◆ **To be done**
Copy every line of the data in which the word "name" occurs.

◆ **Material provided**
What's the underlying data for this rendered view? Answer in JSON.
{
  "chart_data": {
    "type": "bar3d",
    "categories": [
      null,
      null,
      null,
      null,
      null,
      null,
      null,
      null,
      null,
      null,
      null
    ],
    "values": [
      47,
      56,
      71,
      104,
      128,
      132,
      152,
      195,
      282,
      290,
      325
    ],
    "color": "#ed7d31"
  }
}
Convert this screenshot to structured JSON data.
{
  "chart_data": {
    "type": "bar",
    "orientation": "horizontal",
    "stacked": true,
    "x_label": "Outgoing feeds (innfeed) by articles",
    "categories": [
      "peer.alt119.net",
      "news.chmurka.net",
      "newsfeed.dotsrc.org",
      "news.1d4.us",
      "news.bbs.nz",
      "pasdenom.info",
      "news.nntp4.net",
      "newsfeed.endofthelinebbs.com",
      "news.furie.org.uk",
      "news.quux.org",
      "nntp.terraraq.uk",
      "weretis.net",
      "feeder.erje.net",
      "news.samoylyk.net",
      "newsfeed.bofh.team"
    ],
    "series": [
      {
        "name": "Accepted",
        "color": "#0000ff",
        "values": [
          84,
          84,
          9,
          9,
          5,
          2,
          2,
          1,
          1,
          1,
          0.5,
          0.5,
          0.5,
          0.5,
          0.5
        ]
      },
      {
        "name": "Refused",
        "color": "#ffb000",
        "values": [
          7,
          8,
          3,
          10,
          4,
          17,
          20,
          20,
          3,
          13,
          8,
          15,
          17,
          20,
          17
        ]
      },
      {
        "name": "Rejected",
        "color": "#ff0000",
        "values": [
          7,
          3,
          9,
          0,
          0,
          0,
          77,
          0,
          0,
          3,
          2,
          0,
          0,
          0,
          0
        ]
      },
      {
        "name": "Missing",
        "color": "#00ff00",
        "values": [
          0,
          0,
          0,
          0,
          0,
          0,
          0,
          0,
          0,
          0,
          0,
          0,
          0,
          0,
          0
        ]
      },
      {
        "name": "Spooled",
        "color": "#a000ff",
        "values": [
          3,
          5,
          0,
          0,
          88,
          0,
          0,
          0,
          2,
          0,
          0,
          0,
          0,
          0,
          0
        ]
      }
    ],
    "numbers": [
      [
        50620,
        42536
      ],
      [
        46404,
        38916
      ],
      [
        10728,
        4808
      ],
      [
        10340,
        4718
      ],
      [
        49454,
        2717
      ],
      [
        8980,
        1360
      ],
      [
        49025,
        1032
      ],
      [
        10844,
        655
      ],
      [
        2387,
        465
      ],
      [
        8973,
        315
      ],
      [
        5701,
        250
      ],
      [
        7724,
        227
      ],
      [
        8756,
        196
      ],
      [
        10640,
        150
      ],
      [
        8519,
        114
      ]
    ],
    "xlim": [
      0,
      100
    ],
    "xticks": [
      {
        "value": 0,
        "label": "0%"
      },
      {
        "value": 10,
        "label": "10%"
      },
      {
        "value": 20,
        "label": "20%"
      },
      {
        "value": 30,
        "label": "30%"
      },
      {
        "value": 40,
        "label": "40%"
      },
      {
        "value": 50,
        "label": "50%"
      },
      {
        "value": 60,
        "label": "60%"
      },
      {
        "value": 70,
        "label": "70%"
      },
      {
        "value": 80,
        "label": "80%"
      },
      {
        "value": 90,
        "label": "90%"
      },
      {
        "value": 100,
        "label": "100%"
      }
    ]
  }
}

◆ **Written solution**
        "name": "Accepted",
        "name": "Refused",
        "name": "Rejected",
        "name": "Missing",
        "name": "Spooled",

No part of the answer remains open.